+++ MATERIAL FOR THIS TASK +++
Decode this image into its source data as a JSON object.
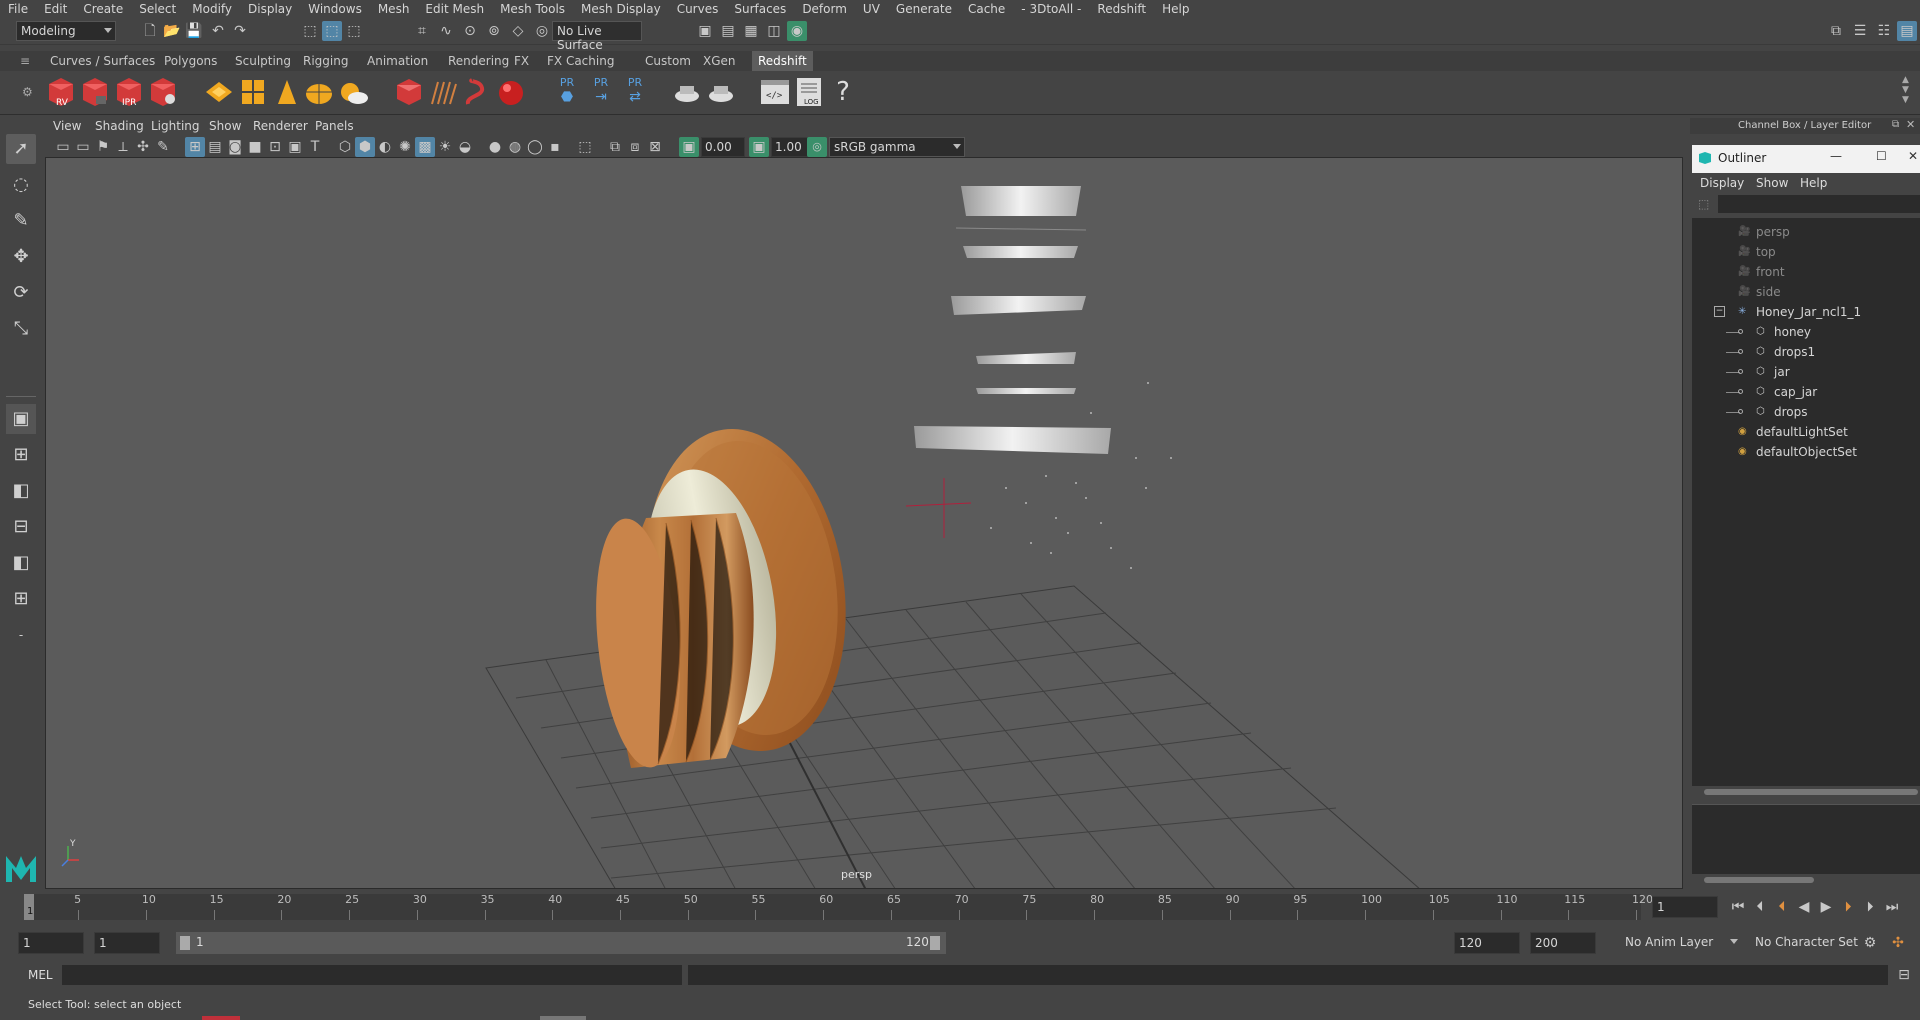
{
  "menu": [
    "File",
    "Edit",
    "Create",
    "Select",
    "Modify",
    "Display",
    "Windows",
    "Mesh",
    "Edit Mesh",
    "Mesh Tools",
    "Mesh Display",
    "Curves",
    "Surfaces",
    "Deform",
    "UV",
    "Generate",
    "Cache",
    "- 3DtoAll -",
    "Redshift",
    "Help"
  ],
  "status": {
    "mode": "Modeling",
    "live_surface": "No Live Surface"
  },
  "shelf_tabs": [
    "Curves / Surfaces",
    "Polygons",
    "Sculpting",
    "Rigging",
    "Animation",
    "Rendering",
    "FX",
    "FX Caching",
    "Custom",
    "XGen",
    "Redshift"
  ],
  "shelf_active_tab": "Redshift",
  "shelf_icon_labels": {
    "rv": "RV",
    "ipr": "IPR",
    "pr1": "PR",
    "pr2": "PR",
    "pr3": "PR",
    "log": "LOG",
    "help": "?"
  },
  "panel_menu": [
    "View",
    "Shading",
    "Lighting",
    "Show",
    "Renderer",
    "Panels"
  ],
  "panel_fields": {
    "exposure": "0.00",
    "gamma": "1.00",
    "colorspace": "sRGB gamma"
  },
  "viewport": {
    "camera_label": "persp",
    "axis_label": "Y"
  },
  "channel_box_title": "Channel Box / Layer Editor",
  "outliner": {
    "title": "Outliner",
    "menu": [
      "Display",
      "Show",
      "Help"
    ],
    "items": [
      {
        "label": "persp",
        "type": "camera",
        "dim": true
      },
      {
        "label": "top",
        "type": "camera",
        "dim": true
      },
      {
        "label": "front",
        "type": "camera",
        "dim": true
      },
      {
        "label": "side",
        "type": "camera",
        "dim": true
      },
      {
        "label": "Honey_Jar_ncl1_1",
        "type": "group",
        "dim": false
      },
      {
        "label": "honey",
        "type": "mesh",
        "dim": false
      },
      {
        "label": "drops1",
        "type": "mesh",
        "dim": false
      },
      {
        "label": "jar",
        "type": "mesh",
        "dim": false
      },
      {
        "label": "cap_jar",
        "type": "mesh",
        "dim": false
      },
      {
        "label": "drops",
        "type": "mesh",
        "dim": false
      },
      {
        "label": "defaultLightSet",
        "type": "set",
        "dim": false
      },
      {
        "label": "defaultObjectSet",
        "type": "set",
        "dim": false
      }
    ]
  },
  "timeline": {
    "ticks": [
      "5",
      "10",
      "15",
      "20",
      "25",
      "30",
      "35",
      "40",
      "45",
      "50",
      "55",
      "60",
      "65",
      "70",
      "75",
      "80",
      "85",
      "90",
      "95",
      "100",
      "105",
      "110",
      "115",
      "120"
    ],
    "start_marker": "1",
    "current_frame": "1"
  },
  "range": {
    "start": "1",
    "playback_start": "1",
    "slider_start": "1",
    "slider_end": "120",
    "playback_end": "120",
    "end": "200",
    "anim_layer": "No Anim Layer",
    "character_set": "No Character Set"
  },
  "cmdline": {
    "label": "MEL"
  },
  "helpline": {
    "text": "Select Tool: select an object"
  },
  "colors": {
    "accent": "#5285a6",
    "redshift_red": "#d23a3a",
    "wood": "#b9763c",
    "cap_white": "#e6e4d2"
  }
}
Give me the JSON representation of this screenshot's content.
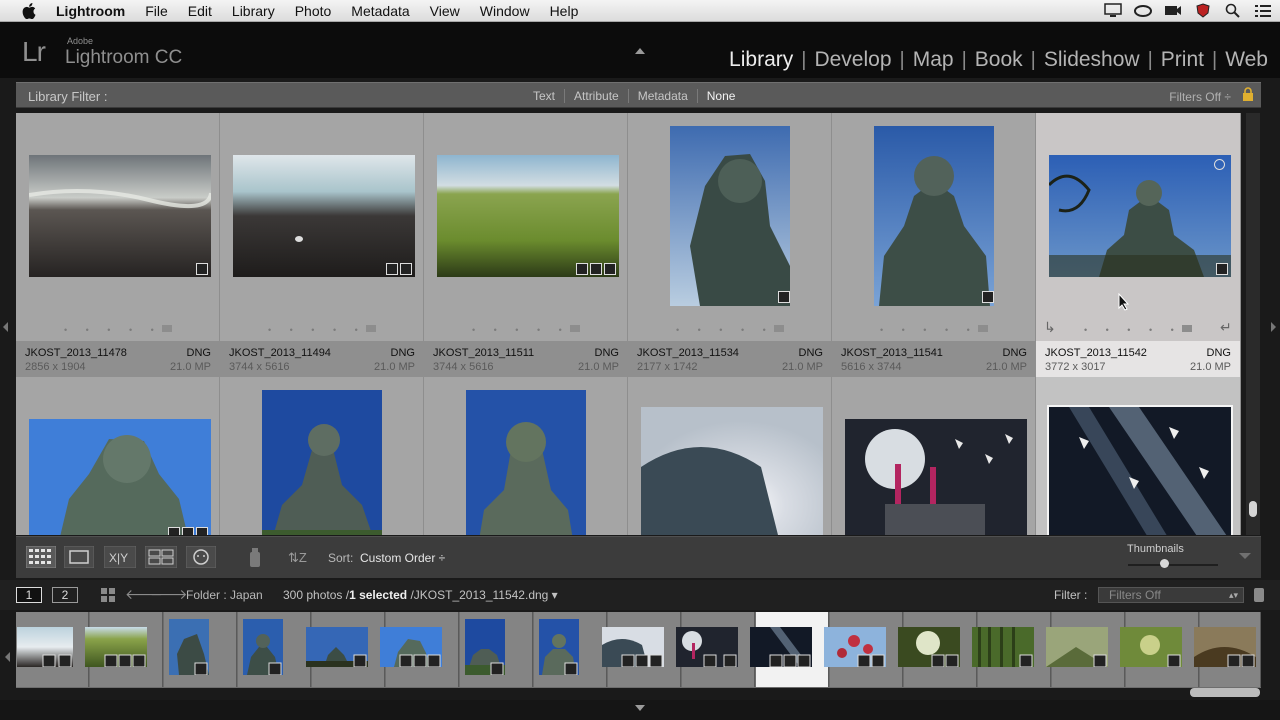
{
  "menubar": {
    "app_name": "Lightroom",
    "items": [
      "File",
      "Edit",
      "Library",
      "Photo",
      "Metadata",
      "View",
      "Window",
      "Help"
    ]
  },
  "app": {
    "logo": "Lr",
    "brand_top": "Adobe",
    "brand_name": "Lightroom CC"
  },
  "modules": [
    "Library",
    "Develop",
    "Map",
    "Book",
    "Slideshow",
    "Print",
    "Web"
  ],
  "active_module": "Library",
  "library_filter": {
    "title": "Library Filter :",
    "options": [
      "Text",
      "Attribute",
      "Metadata",
      "None"
    ],
    "selected": "None",
    "preset": "Filters Off"
  },
  "grid": {
    "row1": [
      {
        "name": "JKOST_2013_11478",
        "type": "DNG",
        "dims": "2856 x 1904",
        "mp": "21.0 MP",
        "selected": false
      },
      {
        "name": "JKOST_2013_11494",
        "type": "DNG",
        "dims": "3744 x 5616",
        "mp": "21.0 MP",
        "selected": false
      },
      {
        "name": "JKOST_2013_11511",
        "type": "DNG",
        "dims": "3744 x 5616",
        "mp": "21.0 MP",
        "selected": false
      },
      {
        "name": "JKOST_2013_11534",
        "type": "DNG",
        "dims": "2177 x 1742",
        "mp": "21.0 MP",
        "selected": false
      },
      {
        "name": "JKOST_2013_11541",
        "type": "DNG",
        "dims": "5616 x 3744",
        "mp": "21.0 MP",
        "selected": false
      },
      {
        "name": "JKOST_2013_11542",
        "type": "DNG",
        "dims": "3772 x 3017",
        "mp": "21.0 MP",
        "selected": true
      }
    ],
    "dots": "• • • • •"
  },
  "toolbar": {
    "sort_label": "Sort:",
    "sort_value": "Custom Order ÷",
    "thumbnails_label": "Thumbnails",
    "thumbnail_size": 0.35
  },
  "filmstrip_header": {
    "page1": "1",
    "page2": "2",
    "folder": "Folder : Japan",
    "count": "300 photos /",
    "selected": "1 selected",
    "file": "/JKOST_2013_11542.dng ▾",
    "filter_label": "Filter :",
    "filter_value": "Filters Off"
  },
  "filmstrip": {
    "count": 17,
    "selected_index": 10
  },
  "colors": {
    "panel": "#1a1a1a",
    "grid_cell": "#a5a5a5",
    "selected_cell": "#c9c6c6"
  }
}
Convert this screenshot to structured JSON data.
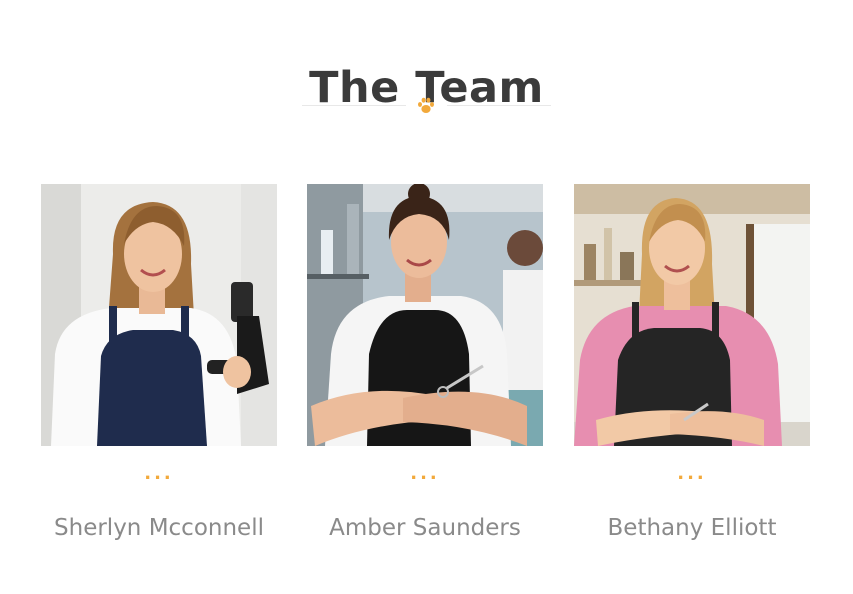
{
  "section": {
    "title": "The Team",
    "divider_icon": "paw-icon"
  },
  "colors": {
    "accent": "#f2a93b",
    "title": "#3b3b3b",
    "name": "#8a8a8a"
  },
  "team": {
    "members": [
      {
        "name": "Sherlyn Mcconnell",
        "dots": "...",
        "photo_icon": "stylist-with-hairdryer-photo"
      },
      {
        "name": "Amber Saunders",
        "dots": "...",
        "photo_icon": "stylist-with-scissors-photo"
      },
      {
        "name": "Bethany Elliott",
        "dots": "...",
        "photo_icon": "stylist-pink-shirt-photo"
      }
    ]
  }
}
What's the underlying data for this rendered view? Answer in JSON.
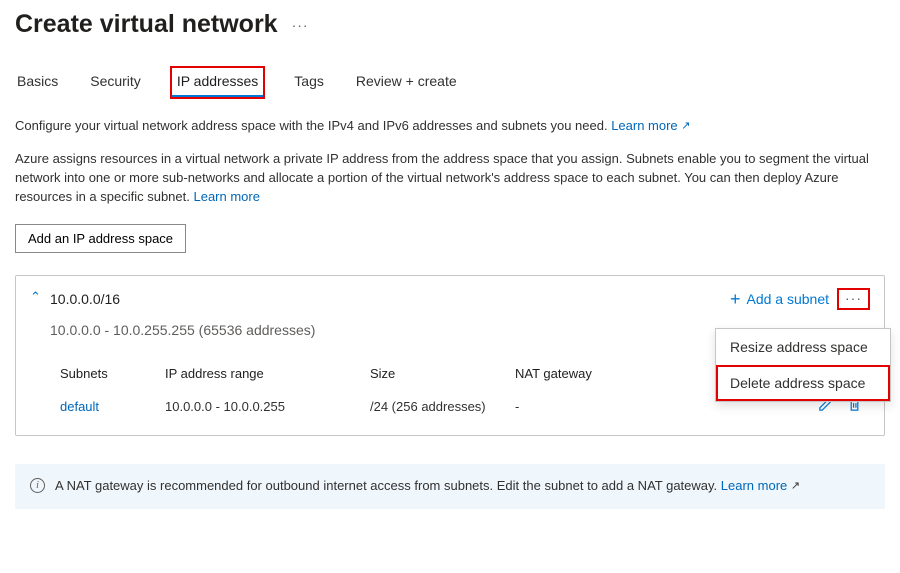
{
  "header": {
    "title": "Create virtual network",
    "moreActionsAria": "More actions"
  },
  "tabs": [
    {
      "label": "Basics",
      "active": false
    },
    {
      "label": "Security",
      "active": false
    },
    {
      "label": "IP addresses",
      "active": true,
      "highlighted": true
    },
    {
      "label": "Tags",
      "active": false
    },
    {
      "label": "Review + create",
      "active": false
    }
  ],
  "intro": {
    "line1": "Configure your virtual network address space with the IPv4 and IPv6 addresses and subnets you need. ",
    "learnMore1": "Learn more",
    "para2": "Azure assigns resources in a virtual network a private IP address from the address space that you assign. Subnets enable you to segment the virtual network into one or more sub-networks and allocate a portion of the virtual network's address space to each subnet. You can then deploy Azure resources in a specific subnet. ",
    "learnMore2": "Learn more"
  },
  "addButton": {
    "label": "Add an IP address space"
  },
  "addressSpace": {
    "cidr": "10.0.0.0/16",
    "rangeText": "10.0.0.0 - 10.0.255.255 (65536 addresses)",
    "addSubnetLabel": "Add a subnet",
    "columns": {
      "subnets": "Subnets",
      "range": "IP address range",
      "size": "Size",
      "nat": "NAT gateway"
    },
    "rows": [
      {
        "name": "default",
        "range": "10.0.0.0 - 10.0.0.255",
        "size": "/24 (256 addresses)",
        "nat": "-"
      }
    ]
  },
  "contextMenu": {
    "resize": "Resize address space",
    "delete": "Delete address space"
  },
  "banner": {
    "text": "A NAT gateway is recommended for outbound internet access from subnets. Edit the subnet to add a NAT gateway.  ",
    "learnMore": "Learn more"
  }
}
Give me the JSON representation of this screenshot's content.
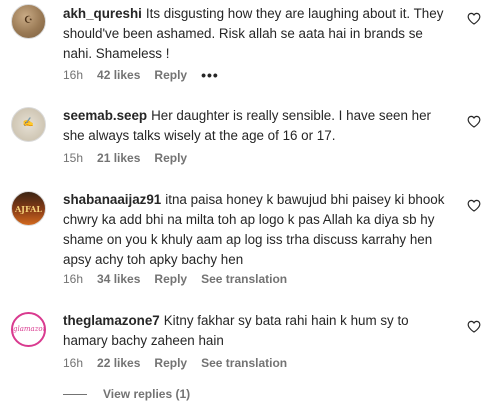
{
  "comments": [
    {
      "username": "akh_qureshi",
      "text": "Its disgusting how they are laughing about it. They should've been ashamed. Risk allah se aata hai in brands se nahi. Shameless !",
      "time": "16h",
      "likes": "42 likes",
      "reply": "Reply",
      "more": "•••",
      "avatar_text": "☪"
    },
    {
      "username": "seemab.seep",
      "text": "Her daughter is really sensible. I have seen her she always talks wisely at the age of 16 or 17.",
      "time": "15h",
      "likes": "21 likes",
      "reply": "Reply",
      "avatar_text": "✍"
    },
    {
      "username": "shabanaaijaz91",
      "text": "itna paisa honey k bawujud bhi paisey ki bhook chwry ka add bhi na milta toh ap logo k pas Allah ka diya sb hy shame on you k khuly aam ap log iss trha discuss karrahy hen apsy achy toh apky bachy hen",
      "time": "16h",
      "likes": "34 likes",
      "reply": "Reply",
      "see_translation": "See translation",
      "avatar_text": "AJFAL"
    },
    {
      "username": "theglamazone7",
      "text": "Kitny fakhar sy bata rahi hain k hum sy to hamary bachy zaheen hain",
      "time": "16h",
      "likes": "22 likes",
      "reply": "Reply",
      "see_translation": "See translation",
      "avatar_text": "glamazone"
    }
  ],
  "view_replies": "View replies (1)",
  "icons": {
    "like": "heart-outline-icon"
  },
  "colors": {
    "text": "#262626",
    "secondary": "#737373"
  }
}
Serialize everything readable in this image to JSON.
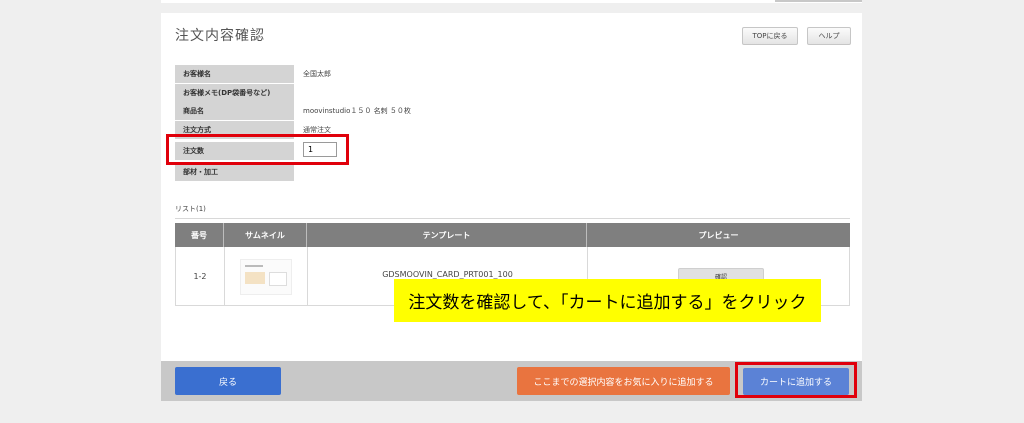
{
  "page": {
    "title": "注文内容確認",
    "top_button": "TOPに戻る",
    "help_button": "ヘルプ"
  },
  "info": [
    {
      "label": "お客様名",
      "value": "全国太郎"
    },
    {
      "label": "お客様メモ(DP袋番号など)",
      "value": ""
    },
    {
      "label": "商品名",
      "value": "moovinstudio１５０ 名刺 ５０枚"
    },
    {
      "label": "注文方式",
      "value": "通常注文"
    },
    {
      "label": "注文数",
      "value": "1"
    },
    {
      "label": "部材・加工",
      "value": ""
    }
  ],
  "list": {
    "label": "リスト(1)",
    "headers": [
      "番号",
      "サムネイル",
      "テンプレート",
      "プレビュー"
    ],
    "rows": [
      {
        "number": "1-2",
        "template": "GDSMOOVIN_CARD_PRT001_100",
        "preview_button": "確認"
      }
    ]
  },
  "banner": {
    "text": "注文数を確認して、「カートに追加する」をクリック",
    "color": "#ffff00"
  },
  "footer": {
    "back_button": "戻る",
    "favorite_button": "ここまでの選択内容をお気に入りに追加する",
    "cart_button": "カートに追加する"
  },
  "colors": {
    "highlight_border": "#e0000b",
    "back_button": "#3a6fd0",
    "favorite_button": "#e9743f",
    "cart_button": "#5b82d6"
  }
}
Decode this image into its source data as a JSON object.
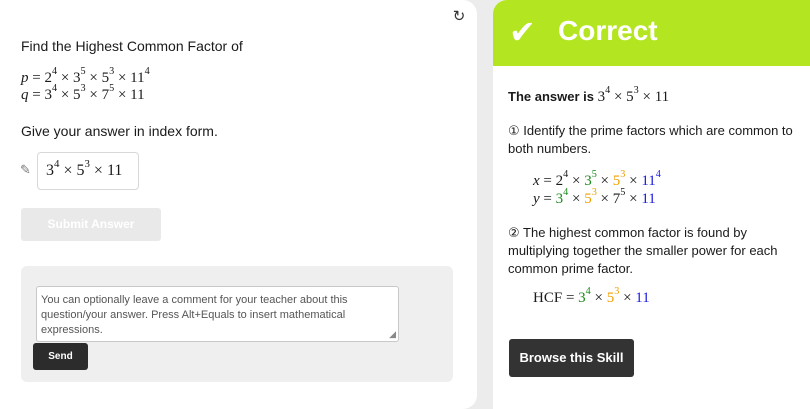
{
  "question": {
    "title": "Find the Highest Common Factor of",
    "p_label": "p",
    "q_label": "q",
    "instruction": "Give your answer in index form."
  },
  "answer": {
    "b1": "3",
    "e1": "4",
    "b2": "5",
    "e2": "3",
    "b3": "11"
  },
  "buttons": {
    "submit": "Submit Answer",
    "send": "Send",
    "browse": "Browse this Skill"
  },
  "comment": {
    "placeholder": "You can optionally leave a comment for your teacher about this question/your answer. Press Alt+Equals to insert mathematical expressions."
  },
  "feedback": {
    "status": "Correct",
    "answer_prefix": "The answer is",
    "step1": "① Identify the prime factors which are common to both numbers.",
    "x_label": "x",
    "y_label": "y",
    "step2": "② The highest common factor is found by multiplying together the smaller power for each common prime factor.",
    "hcf_label": "HCF"
  },
  "colors": {
    "banner": "#b4e521",
    "common_3": "#1a8a1a",
    "common_5": "#f0a000",
    "common_11": "#1a1ae0"
  },
  "icons": {
    "refresh": "refresh-icon",
    "pencil": "pencil-icon",
    "check": "checkmark-icon"
  }
}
+++
■ **PROBLEM DESCRIPTION**
Gather every line from the entries above where the word "with" appears, and copy them.

■ **FINAL RESULT**
        "photo_icon": "stylist-with-hairdryer-photo"
        "photo_icon": "stylist-with-scissors-photo"
    "line1": "Configure your virtual network address space with the IPv4 and IPv6 addresses and subnets you need. ",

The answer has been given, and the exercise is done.